* _Task instructions_
Search the data below for the string "BEAM". Extract every line that contains it.

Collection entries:
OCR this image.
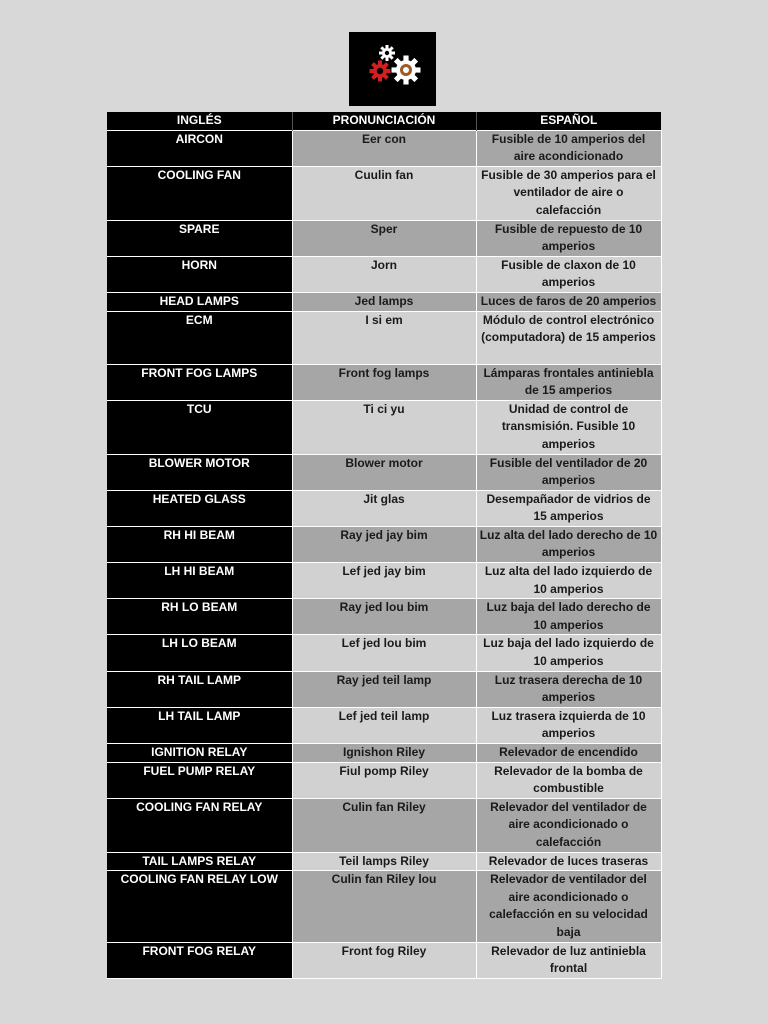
INGLÉS	PRONUNCIACIÓN	ESPAÑOL
AIRCON	Eer con	Fusible de 10 amperios del aire acondicionado
COOLING FAN	Cuulin fan	Fusible de 30 amperios para el ventilador de aire o calefacción
SPARE	Sper	Fusible de repuesto de 10 amperios
HORN	Jorn	Fusible de claxon de 10 amperios
HEAD LAMPS	Jed lamps	Luces de faros de 20 amperios
ECM	I si em	Módulo de control electrónico (computadora) de 15 amperios
FRONT FOG LAMPS	Front fog lamps	Lámparas frontales antiniebla de 15 amperios
TCU	Ti ci yu	Unidad de control de transmisión. Fusible 10 amperios
BLOWER MOTOR	Blower motor	Fusible del ventilador de 20 amperios
HEATED GLASS	Jit glas	Desempañador de vidrios de 15 amperios
RH HI BEAM	Ray jed jay bim	Luz alta del lado derecho de 10 amperios
LH HI BEAM	Lef jed jay bim	Luz alta del lado izquierdo de 10 amperios
RH LO BEAM	Ray jed lou bim	Luz baja del lado derecho de 10 amperios
LH LO BEAM	Lef jed lou bim	Luz baja del lado izquierdo de 10 amperios
RH TAIL LAMP	Ray jed teil lamp	Luz trasera derecha de 10 amperios
LH TAIL LAMP	Lef jed teil lamp	Luz trasera izquierda de 10 amperios
IGNITION RELAY	Ignishon Riley	Relevador de encendido
FUEL PUMP RELAY	Fiul pomp Riley	Relevador de la bomba de combustible
COOLING FAN RELAY	Culin fan Riley	Relevador del ventilador de aire acondicionado o calefacción
TAIL LAMPS RELAY	Teil lamps Riley	Relevador de luces traseras
COOLING FAN RELAY LOW	Culin fan Riley lou	Relevador de ventilador del aire acondicionado o calefacción en su velocidad baja
FRONT FOG RELAY	Front fog Riley	Relevador de luz antiniebla frontal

* _Result of this exercise_
RH HI BEAM	Ray jed jay bim	Luz alta del lado derecho de 10 amperios
LH HI BEAM	Lef jed jay bim	Luz alta del lado izquierdo de 10 amperios
RH LO BEAM	Ray jed lou bim	Luz baja del lado derecho de 10 amperios
LH LO BEAM	Lef jed lou bim	Luz baja del lado izquierdo de 10 amperios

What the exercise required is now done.